:: Recorded information ::

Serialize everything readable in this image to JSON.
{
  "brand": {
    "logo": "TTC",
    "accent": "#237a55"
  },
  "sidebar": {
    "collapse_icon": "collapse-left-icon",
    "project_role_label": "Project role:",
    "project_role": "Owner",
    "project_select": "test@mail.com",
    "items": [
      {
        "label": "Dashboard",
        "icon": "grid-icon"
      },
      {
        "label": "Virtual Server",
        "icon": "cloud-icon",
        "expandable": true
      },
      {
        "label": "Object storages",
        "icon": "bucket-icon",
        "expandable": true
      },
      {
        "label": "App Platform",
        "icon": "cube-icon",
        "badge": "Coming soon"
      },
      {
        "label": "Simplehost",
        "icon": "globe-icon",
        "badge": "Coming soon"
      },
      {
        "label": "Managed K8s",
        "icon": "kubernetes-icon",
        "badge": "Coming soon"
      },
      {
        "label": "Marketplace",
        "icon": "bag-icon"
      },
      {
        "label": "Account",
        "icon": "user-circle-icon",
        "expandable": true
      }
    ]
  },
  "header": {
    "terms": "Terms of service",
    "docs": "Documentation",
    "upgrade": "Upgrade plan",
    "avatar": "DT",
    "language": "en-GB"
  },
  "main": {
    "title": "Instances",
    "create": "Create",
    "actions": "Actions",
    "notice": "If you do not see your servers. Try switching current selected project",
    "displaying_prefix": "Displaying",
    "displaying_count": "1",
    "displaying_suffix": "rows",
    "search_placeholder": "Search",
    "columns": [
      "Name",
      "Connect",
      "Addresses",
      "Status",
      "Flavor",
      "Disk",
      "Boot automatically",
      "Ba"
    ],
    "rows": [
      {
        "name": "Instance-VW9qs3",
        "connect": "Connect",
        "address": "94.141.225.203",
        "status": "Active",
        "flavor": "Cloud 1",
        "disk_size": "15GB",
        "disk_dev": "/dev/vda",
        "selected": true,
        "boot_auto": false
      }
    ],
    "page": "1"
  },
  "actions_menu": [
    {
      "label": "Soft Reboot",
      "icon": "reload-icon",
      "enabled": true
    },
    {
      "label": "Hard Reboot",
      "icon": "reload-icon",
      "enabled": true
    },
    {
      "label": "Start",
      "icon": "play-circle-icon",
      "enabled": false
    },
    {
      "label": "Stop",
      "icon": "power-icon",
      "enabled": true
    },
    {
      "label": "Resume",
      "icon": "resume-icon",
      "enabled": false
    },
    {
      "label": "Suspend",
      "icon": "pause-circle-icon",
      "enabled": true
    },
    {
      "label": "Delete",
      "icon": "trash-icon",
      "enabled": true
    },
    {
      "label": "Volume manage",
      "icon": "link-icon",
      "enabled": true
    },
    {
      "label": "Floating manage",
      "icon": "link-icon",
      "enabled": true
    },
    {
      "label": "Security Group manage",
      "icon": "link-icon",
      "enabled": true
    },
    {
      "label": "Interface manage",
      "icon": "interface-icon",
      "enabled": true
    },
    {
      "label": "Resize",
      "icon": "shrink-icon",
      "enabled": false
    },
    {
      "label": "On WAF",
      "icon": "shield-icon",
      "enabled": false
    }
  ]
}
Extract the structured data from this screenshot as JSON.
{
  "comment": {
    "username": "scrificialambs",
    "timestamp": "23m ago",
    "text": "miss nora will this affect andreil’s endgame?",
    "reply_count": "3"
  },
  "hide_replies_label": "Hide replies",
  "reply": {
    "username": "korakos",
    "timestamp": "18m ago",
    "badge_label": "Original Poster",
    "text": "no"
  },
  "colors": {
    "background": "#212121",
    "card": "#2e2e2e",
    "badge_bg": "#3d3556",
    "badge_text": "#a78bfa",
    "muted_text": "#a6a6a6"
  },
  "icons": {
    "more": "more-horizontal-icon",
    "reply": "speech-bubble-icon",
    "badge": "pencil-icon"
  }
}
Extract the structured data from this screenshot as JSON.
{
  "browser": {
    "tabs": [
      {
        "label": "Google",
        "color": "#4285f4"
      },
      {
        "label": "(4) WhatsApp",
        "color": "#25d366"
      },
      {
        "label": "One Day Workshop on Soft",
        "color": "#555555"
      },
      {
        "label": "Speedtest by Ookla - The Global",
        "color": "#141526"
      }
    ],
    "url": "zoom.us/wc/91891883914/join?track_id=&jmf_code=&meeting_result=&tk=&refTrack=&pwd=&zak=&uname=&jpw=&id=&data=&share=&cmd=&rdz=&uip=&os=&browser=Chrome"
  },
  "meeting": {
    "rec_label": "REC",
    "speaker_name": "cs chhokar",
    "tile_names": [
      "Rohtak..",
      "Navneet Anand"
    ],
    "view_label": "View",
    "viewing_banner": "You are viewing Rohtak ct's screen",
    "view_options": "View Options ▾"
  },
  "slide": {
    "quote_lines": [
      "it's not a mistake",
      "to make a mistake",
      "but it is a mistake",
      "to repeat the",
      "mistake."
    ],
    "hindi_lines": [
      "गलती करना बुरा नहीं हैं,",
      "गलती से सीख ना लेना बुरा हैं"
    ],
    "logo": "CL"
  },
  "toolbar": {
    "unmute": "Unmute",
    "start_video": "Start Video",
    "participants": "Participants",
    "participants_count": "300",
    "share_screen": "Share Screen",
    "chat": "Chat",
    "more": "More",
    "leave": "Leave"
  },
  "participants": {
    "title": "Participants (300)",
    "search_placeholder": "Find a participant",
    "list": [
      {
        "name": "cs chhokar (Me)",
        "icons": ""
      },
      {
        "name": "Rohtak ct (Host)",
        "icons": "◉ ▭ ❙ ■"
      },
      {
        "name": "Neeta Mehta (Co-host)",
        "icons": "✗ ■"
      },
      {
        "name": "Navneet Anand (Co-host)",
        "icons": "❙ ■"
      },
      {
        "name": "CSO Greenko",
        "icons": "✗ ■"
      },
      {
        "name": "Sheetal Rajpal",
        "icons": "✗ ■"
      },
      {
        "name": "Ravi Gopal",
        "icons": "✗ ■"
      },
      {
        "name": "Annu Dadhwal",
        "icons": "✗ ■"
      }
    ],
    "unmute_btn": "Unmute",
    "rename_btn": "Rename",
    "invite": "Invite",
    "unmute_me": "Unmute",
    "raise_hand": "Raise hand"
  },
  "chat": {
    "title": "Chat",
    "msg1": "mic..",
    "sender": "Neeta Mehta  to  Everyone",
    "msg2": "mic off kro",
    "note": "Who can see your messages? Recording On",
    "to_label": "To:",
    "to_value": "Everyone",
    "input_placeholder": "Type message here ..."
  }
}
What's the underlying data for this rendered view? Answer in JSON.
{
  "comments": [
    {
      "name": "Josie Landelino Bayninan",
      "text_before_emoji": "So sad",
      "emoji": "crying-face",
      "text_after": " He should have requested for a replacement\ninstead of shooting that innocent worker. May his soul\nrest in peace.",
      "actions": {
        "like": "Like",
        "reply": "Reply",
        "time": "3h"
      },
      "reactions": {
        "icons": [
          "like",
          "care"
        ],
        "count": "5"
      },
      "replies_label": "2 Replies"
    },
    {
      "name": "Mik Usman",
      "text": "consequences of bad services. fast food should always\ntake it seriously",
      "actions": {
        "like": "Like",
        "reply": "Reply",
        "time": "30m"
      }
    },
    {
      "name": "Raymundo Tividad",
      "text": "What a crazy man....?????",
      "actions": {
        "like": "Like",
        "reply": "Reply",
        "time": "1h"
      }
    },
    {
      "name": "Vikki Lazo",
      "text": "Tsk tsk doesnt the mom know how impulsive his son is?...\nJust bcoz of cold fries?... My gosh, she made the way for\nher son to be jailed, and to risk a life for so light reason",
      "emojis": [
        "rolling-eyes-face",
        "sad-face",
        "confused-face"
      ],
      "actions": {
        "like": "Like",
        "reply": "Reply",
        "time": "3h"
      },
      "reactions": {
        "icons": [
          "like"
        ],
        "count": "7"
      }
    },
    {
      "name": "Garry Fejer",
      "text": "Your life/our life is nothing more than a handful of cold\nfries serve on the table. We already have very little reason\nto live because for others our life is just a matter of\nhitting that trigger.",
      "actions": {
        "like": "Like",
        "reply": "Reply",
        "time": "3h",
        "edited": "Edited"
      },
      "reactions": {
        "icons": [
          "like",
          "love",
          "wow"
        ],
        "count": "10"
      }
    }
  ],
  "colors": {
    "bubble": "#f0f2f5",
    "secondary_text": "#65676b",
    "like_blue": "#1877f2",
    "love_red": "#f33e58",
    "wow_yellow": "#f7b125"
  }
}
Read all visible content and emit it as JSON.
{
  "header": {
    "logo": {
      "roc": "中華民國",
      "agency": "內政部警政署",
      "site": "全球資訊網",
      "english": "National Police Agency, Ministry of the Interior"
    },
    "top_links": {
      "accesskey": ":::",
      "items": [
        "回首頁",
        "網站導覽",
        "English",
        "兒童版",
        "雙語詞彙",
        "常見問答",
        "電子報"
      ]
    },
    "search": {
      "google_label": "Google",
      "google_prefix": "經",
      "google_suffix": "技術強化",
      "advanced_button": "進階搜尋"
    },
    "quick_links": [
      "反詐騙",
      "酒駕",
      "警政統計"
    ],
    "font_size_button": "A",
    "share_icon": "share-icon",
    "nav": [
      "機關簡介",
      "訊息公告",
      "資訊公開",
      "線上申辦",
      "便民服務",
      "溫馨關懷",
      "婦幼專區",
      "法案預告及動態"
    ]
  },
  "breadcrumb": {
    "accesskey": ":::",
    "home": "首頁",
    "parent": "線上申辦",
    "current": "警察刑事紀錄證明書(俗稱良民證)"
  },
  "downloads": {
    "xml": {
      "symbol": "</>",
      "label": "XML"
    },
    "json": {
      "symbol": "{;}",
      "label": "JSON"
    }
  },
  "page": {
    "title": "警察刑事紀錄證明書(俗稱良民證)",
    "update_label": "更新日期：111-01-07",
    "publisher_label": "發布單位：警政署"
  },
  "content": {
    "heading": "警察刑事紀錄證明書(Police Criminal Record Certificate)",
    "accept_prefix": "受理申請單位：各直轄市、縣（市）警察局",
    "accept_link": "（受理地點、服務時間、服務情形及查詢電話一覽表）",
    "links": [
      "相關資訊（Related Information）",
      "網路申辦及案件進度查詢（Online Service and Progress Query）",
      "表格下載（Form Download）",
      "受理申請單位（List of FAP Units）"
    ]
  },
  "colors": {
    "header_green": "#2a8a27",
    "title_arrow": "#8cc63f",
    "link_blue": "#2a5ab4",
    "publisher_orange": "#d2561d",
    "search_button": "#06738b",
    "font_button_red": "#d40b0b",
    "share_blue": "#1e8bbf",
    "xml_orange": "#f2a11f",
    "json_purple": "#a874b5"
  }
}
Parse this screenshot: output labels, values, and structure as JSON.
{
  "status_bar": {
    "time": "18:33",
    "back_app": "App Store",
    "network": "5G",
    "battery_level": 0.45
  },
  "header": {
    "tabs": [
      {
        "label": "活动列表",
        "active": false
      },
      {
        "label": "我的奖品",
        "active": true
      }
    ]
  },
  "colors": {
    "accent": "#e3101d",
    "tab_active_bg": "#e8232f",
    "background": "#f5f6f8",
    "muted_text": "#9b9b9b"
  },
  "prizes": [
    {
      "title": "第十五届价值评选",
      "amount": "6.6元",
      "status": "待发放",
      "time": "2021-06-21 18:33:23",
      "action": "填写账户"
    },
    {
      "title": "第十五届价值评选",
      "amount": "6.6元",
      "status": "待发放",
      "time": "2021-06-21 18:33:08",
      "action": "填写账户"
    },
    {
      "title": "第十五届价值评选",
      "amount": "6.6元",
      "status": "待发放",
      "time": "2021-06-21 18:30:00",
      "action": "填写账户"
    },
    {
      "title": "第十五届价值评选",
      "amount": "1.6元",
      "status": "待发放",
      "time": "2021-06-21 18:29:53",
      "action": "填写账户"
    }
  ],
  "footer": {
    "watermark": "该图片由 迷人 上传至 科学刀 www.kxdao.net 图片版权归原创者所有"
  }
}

:::

§ **Your task**: Find the lines containing "content" and pull them out.

§ **Task solution**:
Read all visible content and emit it as JSON.
  "content": {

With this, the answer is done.